## [WRITTEN TASK]
Give the count of lines that include the string "Pracownicy". Add nothing to it.
━━━━━━━━━━
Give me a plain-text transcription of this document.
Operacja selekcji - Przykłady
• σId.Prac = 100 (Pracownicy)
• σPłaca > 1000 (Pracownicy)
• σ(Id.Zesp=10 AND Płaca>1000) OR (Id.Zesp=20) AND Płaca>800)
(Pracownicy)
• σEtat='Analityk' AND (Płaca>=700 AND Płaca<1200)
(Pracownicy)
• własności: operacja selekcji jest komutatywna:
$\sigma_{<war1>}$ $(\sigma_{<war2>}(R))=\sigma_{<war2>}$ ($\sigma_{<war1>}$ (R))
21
━━━━━━━━━━
## [ANSWER FOR THIS EXERCISE]
4